### WRITTEN TASK
Copy every line that mentions the word "Selena".

━━ STORED DATA ━━

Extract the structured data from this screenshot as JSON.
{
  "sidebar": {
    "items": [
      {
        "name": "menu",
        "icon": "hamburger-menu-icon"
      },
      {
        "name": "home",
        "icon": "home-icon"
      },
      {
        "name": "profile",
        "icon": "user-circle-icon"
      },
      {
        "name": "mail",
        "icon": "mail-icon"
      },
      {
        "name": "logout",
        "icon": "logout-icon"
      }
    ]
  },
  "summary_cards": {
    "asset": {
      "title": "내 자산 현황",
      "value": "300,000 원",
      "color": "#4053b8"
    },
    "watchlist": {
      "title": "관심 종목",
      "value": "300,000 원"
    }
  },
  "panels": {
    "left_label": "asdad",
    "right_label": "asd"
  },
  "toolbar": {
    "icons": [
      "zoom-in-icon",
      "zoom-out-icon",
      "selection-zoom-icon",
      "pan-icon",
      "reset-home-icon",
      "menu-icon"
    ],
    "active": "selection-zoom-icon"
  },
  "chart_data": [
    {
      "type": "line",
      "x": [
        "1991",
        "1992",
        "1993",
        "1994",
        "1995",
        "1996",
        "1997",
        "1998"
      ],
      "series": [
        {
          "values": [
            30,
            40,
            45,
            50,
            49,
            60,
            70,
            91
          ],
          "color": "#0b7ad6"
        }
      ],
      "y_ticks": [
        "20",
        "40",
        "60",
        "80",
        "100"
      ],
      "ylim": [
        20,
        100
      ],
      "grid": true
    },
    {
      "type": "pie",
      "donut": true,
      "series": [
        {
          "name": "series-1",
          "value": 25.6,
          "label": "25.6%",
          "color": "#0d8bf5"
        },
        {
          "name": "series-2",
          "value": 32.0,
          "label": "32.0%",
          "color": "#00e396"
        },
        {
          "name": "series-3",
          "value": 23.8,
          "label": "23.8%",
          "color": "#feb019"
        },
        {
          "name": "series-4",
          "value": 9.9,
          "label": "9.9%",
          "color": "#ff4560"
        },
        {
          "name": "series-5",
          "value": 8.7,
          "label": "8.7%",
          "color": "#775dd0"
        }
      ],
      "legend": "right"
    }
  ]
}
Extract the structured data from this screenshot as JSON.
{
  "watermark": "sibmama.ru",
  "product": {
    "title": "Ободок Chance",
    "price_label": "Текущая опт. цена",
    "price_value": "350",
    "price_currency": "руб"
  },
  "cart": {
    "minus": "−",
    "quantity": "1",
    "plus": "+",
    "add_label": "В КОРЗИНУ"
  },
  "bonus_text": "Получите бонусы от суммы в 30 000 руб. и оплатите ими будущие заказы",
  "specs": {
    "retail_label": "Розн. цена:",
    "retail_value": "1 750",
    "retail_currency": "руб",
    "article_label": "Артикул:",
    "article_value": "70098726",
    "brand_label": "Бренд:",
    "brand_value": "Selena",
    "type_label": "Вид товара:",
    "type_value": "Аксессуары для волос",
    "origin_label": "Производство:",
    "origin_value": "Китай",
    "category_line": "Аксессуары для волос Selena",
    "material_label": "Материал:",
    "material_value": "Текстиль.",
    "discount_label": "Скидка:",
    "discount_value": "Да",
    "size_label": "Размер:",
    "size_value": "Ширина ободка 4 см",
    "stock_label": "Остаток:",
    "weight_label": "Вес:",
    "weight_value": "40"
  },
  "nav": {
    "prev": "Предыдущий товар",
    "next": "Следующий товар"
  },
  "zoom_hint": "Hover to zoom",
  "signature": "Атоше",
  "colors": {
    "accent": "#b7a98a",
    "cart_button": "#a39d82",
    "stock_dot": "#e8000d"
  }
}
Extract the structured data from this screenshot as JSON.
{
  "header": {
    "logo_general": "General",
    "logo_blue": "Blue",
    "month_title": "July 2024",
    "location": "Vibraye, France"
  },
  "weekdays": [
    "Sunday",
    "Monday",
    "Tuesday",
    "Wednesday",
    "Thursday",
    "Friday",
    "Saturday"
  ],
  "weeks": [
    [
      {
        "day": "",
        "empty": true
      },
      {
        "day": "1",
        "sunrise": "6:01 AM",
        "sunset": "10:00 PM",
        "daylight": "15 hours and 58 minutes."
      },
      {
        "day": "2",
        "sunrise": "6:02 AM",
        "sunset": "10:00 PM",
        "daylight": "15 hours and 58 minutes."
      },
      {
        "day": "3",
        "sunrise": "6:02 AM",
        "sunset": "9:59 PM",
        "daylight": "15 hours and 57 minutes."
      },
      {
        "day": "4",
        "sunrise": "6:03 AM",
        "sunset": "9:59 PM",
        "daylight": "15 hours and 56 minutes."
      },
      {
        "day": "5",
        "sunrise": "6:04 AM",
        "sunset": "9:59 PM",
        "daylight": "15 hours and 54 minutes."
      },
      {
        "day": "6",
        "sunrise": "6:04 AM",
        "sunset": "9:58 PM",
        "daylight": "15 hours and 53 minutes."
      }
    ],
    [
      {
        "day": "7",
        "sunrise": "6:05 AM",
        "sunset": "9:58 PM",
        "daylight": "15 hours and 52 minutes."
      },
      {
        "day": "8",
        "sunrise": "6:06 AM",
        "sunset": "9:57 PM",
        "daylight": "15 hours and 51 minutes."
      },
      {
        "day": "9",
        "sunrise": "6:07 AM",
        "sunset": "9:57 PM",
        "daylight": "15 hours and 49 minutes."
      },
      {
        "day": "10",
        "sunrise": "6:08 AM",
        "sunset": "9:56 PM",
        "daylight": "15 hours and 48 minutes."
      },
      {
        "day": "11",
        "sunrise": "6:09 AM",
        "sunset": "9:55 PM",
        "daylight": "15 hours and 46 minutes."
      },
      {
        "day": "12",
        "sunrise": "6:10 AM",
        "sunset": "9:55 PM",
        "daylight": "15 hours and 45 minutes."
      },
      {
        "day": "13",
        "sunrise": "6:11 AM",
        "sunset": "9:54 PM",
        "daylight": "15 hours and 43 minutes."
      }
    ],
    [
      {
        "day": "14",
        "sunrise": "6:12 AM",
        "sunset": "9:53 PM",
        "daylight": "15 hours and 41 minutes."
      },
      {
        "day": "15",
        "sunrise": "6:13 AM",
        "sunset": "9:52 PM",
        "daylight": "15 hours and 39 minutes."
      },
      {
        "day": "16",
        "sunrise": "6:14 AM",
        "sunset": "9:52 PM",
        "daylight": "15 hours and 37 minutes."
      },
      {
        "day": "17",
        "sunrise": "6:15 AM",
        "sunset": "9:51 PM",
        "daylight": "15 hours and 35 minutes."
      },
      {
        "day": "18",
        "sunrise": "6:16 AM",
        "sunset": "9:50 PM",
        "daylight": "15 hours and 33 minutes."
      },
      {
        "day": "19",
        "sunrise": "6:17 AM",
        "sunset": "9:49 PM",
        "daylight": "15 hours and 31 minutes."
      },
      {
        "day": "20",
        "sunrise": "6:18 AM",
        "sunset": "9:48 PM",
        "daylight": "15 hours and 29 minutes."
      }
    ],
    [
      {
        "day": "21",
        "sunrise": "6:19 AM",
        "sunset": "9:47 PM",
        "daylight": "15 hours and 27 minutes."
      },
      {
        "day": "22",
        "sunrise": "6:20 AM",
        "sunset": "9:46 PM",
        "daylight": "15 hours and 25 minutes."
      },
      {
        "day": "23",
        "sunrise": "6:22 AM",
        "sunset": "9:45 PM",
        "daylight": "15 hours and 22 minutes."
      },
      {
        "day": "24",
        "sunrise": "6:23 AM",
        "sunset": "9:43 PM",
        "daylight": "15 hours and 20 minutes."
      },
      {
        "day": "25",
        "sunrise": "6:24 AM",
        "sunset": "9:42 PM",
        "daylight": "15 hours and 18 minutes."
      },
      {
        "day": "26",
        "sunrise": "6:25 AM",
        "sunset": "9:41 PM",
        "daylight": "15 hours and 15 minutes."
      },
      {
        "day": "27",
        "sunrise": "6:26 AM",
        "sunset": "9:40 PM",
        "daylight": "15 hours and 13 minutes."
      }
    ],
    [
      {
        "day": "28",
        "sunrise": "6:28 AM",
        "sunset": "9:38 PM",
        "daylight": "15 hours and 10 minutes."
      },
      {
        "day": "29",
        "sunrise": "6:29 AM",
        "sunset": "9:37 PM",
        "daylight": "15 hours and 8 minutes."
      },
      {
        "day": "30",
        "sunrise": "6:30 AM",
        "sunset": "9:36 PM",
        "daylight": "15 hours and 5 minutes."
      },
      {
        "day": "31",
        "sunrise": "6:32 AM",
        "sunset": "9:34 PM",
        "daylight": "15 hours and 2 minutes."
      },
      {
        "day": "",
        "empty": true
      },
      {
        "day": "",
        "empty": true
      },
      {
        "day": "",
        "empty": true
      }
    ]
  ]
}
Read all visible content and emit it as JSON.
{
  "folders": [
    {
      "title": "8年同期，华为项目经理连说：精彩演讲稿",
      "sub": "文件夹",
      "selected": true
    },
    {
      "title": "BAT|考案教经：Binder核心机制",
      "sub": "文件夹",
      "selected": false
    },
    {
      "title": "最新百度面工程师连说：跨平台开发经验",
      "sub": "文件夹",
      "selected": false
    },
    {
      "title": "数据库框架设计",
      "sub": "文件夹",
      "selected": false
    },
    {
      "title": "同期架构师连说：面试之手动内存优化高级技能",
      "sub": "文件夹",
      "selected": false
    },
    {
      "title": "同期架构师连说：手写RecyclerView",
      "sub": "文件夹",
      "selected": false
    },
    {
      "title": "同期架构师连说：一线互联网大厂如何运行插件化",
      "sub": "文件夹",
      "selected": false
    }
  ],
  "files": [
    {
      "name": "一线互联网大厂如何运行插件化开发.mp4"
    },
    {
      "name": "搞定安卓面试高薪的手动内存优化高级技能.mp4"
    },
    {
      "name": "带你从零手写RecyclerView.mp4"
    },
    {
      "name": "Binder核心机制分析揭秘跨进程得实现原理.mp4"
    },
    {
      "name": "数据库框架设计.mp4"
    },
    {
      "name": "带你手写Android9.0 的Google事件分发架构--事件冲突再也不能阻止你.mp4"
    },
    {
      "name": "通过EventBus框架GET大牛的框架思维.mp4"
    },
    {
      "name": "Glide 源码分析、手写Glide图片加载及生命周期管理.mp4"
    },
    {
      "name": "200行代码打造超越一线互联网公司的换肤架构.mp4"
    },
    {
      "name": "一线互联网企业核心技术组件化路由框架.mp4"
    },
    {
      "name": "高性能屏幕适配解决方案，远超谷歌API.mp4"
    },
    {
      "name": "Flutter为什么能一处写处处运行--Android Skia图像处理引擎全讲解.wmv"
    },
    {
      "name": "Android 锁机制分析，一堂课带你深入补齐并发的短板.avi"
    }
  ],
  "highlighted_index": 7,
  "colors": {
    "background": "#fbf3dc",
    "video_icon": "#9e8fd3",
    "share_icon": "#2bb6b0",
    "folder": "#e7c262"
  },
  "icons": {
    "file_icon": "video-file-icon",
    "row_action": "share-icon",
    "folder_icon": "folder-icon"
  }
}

━━━

### RESULT OF THIS EXERCISE
    "brand_value": "Selena",
    "category_line": "Аксессуары для волос Selena",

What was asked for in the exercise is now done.